[Begin RECORD EXCERPTS]

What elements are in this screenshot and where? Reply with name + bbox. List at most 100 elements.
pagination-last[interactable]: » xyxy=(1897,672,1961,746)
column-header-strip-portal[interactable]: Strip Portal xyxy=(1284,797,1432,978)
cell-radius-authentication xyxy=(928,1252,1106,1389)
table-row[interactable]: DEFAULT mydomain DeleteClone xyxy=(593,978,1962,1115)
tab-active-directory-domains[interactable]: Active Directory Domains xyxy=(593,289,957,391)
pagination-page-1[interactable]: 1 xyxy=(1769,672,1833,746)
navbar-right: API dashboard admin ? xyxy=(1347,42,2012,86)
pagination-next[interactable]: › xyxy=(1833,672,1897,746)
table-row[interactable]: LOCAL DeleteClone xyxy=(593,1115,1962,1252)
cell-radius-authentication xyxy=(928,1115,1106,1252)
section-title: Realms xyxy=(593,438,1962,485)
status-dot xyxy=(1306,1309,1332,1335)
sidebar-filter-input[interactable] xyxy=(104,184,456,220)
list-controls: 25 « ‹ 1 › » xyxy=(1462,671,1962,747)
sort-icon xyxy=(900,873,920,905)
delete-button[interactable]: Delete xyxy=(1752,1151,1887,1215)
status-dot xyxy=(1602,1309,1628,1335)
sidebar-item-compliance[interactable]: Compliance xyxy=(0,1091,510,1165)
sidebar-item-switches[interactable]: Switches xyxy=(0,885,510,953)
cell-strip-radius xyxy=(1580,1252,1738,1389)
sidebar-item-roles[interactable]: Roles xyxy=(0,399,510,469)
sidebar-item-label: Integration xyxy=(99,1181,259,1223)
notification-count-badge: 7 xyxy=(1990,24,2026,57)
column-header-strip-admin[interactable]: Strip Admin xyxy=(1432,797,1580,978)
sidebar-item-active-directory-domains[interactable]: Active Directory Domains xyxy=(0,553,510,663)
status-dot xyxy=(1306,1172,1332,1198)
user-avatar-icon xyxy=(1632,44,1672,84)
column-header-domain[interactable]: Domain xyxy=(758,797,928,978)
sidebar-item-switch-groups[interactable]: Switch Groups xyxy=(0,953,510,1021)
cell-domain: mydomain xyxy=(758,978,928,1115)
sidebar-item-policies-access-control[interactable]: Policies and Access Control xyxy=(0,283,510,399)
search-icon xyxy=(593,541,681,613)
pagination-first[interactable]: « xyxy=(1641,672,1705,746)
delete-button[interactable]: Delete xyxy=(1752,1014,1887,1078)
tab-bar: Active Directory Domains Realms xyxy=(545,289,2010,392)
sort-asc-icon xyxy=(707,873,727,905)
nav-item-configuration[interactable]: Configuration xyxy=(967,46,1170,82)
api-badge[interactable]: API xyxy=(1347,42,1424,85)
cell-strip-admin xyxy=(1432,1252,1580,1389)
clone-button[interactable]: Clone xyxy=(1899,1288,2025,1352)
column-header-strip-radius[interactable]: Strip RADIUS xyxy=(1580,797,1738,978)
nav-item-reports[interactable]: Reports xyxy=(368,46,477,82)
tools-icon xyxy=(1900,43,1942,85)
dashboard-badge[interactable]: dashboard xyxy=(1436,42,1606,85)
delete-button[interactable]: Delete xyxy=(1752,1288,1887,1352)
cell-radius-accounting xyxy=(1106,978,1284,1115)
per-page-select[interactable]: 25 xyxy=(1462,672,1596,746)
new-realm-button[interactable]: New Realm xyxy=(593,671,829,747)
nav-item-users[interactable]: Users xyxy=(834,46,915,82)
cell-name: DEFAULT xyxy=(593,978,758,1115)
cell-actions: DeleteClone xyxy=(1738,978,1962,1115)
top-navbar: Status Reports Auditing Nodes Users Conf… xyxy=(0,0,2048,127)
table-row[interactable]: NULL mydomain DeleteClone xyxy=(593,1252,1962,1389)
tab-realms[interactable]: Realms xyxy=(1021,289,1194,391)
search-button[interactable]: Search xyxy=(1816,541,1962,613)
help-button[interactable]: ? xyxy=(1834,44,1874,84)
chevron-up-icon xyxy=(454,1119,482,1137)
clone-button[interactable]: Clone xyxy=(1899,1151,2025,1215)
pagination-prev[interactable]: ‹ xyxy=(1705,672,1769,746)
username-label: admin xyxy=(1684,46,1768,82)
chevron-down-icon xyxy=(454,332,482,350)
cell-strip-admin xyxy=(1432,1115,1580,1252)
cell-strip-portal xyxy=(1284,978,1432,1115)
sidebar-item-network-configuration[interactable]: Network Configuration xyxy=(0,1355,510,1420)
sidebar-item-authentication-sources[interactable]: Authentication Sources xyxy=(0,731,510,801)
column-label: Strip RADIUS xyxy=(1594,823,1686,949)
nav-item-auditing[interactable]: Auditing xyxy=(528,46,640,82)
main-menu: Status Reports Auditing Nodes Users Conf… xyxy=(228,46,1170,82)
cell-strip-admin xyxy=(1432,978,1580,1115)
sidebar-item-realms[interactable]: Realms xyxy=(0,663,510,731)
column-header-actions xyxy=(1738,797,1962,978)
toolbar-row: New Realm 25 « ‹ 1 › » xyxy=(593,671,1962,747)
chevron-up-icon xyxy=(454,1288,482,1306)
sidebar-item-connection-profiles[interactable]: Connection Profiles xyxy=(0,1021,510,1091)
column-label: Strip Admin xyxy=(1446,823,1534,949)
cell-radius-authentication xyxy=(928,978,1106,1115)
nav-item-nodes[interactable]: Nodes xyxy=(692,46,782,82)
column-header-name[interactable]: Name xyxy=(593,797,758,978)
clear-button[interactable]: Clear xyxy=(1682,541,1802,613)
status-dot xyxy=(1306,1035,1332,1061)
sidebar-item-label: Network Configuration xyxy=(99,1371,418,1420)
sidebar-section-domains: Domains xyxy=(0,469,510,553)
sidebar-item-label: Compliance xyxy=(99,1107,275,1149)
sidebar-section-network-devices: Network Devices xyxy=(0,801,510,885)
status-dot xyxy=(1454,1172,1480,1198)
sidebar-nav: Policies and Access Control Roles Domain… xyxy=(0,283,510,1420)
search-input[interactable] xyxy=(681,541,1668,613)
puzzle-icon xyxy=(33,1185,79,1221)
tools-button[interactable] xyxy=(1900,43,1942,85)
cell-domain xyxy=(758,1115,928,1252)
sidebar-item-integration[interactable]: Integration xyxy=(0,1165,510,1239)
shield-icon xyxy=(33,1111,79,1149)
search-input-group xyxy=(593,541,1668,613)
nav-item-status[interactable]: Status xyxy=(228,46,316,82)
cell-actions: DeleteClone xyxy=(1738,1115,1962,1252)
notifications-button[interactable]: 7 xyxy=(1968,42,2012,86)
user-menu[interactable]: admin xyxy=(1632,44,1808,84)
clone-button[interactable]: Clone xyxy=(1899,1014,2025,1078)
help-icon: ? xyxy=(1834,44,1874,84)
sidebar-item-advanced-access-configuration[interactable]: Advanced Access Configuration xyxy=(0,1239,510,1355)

[End RECORD EXCERPTS]

▸ DIRECTIONS FOR THIS TASK
Return every line of the records above verbatim, without changing, reordering, or omitting anything.

▸ THE RESPONSE
What elements are in this screenshot and where? Reply with name + bbox. List at most 100 elements.
pagination-last[interactable]: » xyxy=(1897,672,1961,746)
column-header-strip-portal[interactable]: Strip Portal xyxy=(1284,797,1432,978)
cell-radius-authentication xyxy=(928,1252,1106,1389)
table-row[interactable]: DEFAULT mydomain DeleteClone xyxy=(593,978,1962,1115)
tab-active-directory-domains[interactable]: Active Directory Domains xyxy=(593,289,957,391)
pagination-page-1[interactable]: 1 xyxy=(1769,672,1833,746)
navbar-right: API dashboard admin ? xyxy=(1347,42,2012,86)
pagination-next[interactable]: › xyxy=(1833,672,1897,746)
table-row[interactable]: LOCAL DeleteClone xyxy=(593,1115,1962,1252)
cell-radius-authentication xyxy=(928,1115,1106,1252)
section-title: Realms xyxy=(593,438,1962,485)
status-dot xyxy=(1306,1309,1332,1335)
sidebar-filter-input[interactable] xyxy=(104,184,456,220)
list-controls: 25 « ‹ 1 › » xyxy=(1462,671,1962,747)
sort-icon xyxy=(900,873,920,905)
delete-button[interactable]: Delete xyxy=(1752,1151,1887,1215)
status-dot xyxy=(1602,1309,1628,1335)
sidebar-item-compliance[interactable]: Compliance xyxy=(0,1091,510,1165)
sidebar-item-switches[interactable]: Switches xyxy=(0,885,510,953)
cell-strip-radius xyxy=(1580,1252,1738,1389)
sidebar-item-roles[interactable]: Roles xyxy=(0,399,510,469)
sidebar-item-label: Integration xyxy=(99,1181,259,1223)
notification-count-badge: 7 xyxy=(1990,24,2026,57)
column-header-strip-admin[interactable]: Strip Admin xyxy=(1432,797,1580,978)
sidebar-item-active-directory-domains[interactable]: Active Directory Domains xyxy=(0,553,510,663)
status-dot xyxy=(1306,1172,1332,1198)
user-avatar-icon xyxy=(1632,44,1672,84)
column-header-domain[interactable]: Domain xyxy=(758,797,928,978)
sidebar-item-switch-groups[interactable]: Switch Groups xyxy=(0,953,510,1021)
cell-domain: mydomain xyxy=(758,978,928,1115)
sidebar-item-policies-access-control[interactable]: Policies and Access Control xyxy=(0,283,510,399)
search-icon xyxy=(593,541,681,613)
pagination-first[interactable]: « xyxy=(1641,672,1705,746)
delete-button[interactable]: Delete xyxy=(1752,1014,1887,1078)
tab-bar: Active Directory Domains Realms xyxy=(545,289,2010,392)
sort-asc-icon xyxy=(707,873,727,905)
nav-item-configuration[interactable]: Configuration xyxy=(967,46,1170,82)
api-badge[interactable]: API xyxy=(1347,42,1424,85)
cell-strip-admin xyxy=(1432,1252,1580,1389)
clone-button[interactable]: Clone xyxy=(1899,1288,2025,1352)
column-header-strip-radius[interactable]: Strip RADIUS xyxy=(1580,797,1738,978)
nav-item-reports[interactable]: Reports xyxy=(368,46,477,82)
tools-icon xyxy=(1900,43,1942,85)
dashboard-badge[interactable]: dashboard xyxy=(1436,42,1606,85)
delete-button[interactable]: Delete xyxy=(1752,1288,1887,1352)
cell-radius-accounting xyxy=(1106,978,1284,1115)
per-page-select[interactable]: 25 xyxy=(1462,672,1596,746)
new-realm-button[interactable]: New Realm xyxy=(593,671,829,747)
nav-item-users[interactable]: Users xyxy=(834,46,915,82)
cell-name: DEFAULT xyxy=(593,978,758,1115)
cell-actions: DeleteClone xyxy=(1738,978,1962,1115)
top-navbar: Status Reports Auditing Nodes Users Conf… xyxy=(0,0,2048,127)
table-row[interactable]: NULL mydomain DeleteClone xyxy=(593,1252,1962,1389)
tab-realms[interactable]: Realms xyxy=(1021,289,1194,391)
search-button[interactable]: Search xyxy=(1816,541,1962,613)
help-button[interactable]: ? xyxy=(1834,44,1874,84)
chevron-up-icon xyxy=(454,1119,482,1137)
clone-button[interactable]: Clone xyxy=(1899,1151,2025,1215)
pagination-prev[interactable]: ‹ xyxy=(1705,672,1769,746)
username-label: admin xyxy=(1684,46,1768,82)
chevron-down-icon xyxy=(454,332,482,350)
cell-strip-admin xyxy=(1432,1115,1580,1252)
cell-strip-portal xyxy=(1284,978,1432,1115)
sidebar-item-network-configuration[interactable]: Network Configuration xyxy=(0,1355,510,1420)
sidebar-item-authentication-sources[interactable]: Authentication Sources xyxy=(0,731,510,801)
column-label: Strip RADIUS xyxy=(1594,823,1686,949)
nav-item-auditing[interactable]: Auditing xyxy=(528,46,640,82)
main-menu: Status Reports Auditing Nodes Users Conf… xyxy=(228,46,1170,82)
cell-strip-admin xyxy=(1432,978,1580,1115)
sidebar-item-realms[interactable]: Realms xyxy=(0,663,510,731)
column-header-actions xyxy=(1738,797,1962,978)
toolbar-row: New Realm 25 « ‹ 1 › » xyxy=(593,671,1962,747)
chevron-up-icon xyxy=(454,1288,482,1306)
sidebar-item-connection-profiles[interactable]: Connection Profiles xyxy=(0,1021,510,1091)
column-label: Strip Admin xyxy=(1446,823,1534,949)
cell-radius-authentication xyxy=(928,978,1106,1115)
nav-item-nodes[interactable]: Nodes xyxy=(692,46,782,82)
column-header-name[interactable]: Name xyxy=(593,797,758,978)
clear-button[interactable]: Clear xyxy=(1682,541,1802,613)
status-dot xyxy=(1306,1035,1332,1061)
sidebar-item-label: Network Configuration xyxy=(99,1371,418,1420)
sidebar-section-domains: Domains xyxy=(0,469,510,553)
sidebar-item-label: Compliance xyxy=(99,1107,275,1149)
sidebar-section-network-devices: Network Devices xyxy=(0,801,510,885)
status-dot xyxy=(1454,1172,1480,1198)
sidebar-nav: Policies and Access Control Roles Domain… xyxy=(0,283,510,1420)
search-input[interactable] xyxy=(681,541,1668,613)
puzzle-icon xyxy=(33,1185,79,1221)
tools-button[interactable] xyxy=(1900,43,1942,85)
cell-domain xyxy=(758,1115,928,1252)
sidebar-item-integration[interactable]: Integration xyxy=(0,1165,510,1239)
shield-icon xyxy=(33,1111,79,1149)
search-input-group xyxy=(593,541,1668,613)
nav-item-status[interactable]: Status xyxy=(228,46,316,82)
cell-actions: DeleteClone xyxy=(1738,1115,1962,1252)
notifications-button[interactable]: 7 xyxy=(1968,42,2012,86)
user-menu[interactable]: admin xyxy=(1632,44,1808,84)
clone-button[interactable]: Clone xyxy=(1899,1014,2025,1078)
help-icon: ? xyxy=(1834,44,1874,84)
sidebar-item-advanced-access-configuration[interactable]: Advanced Access Configuration xyxy=(0,1239,510,1355)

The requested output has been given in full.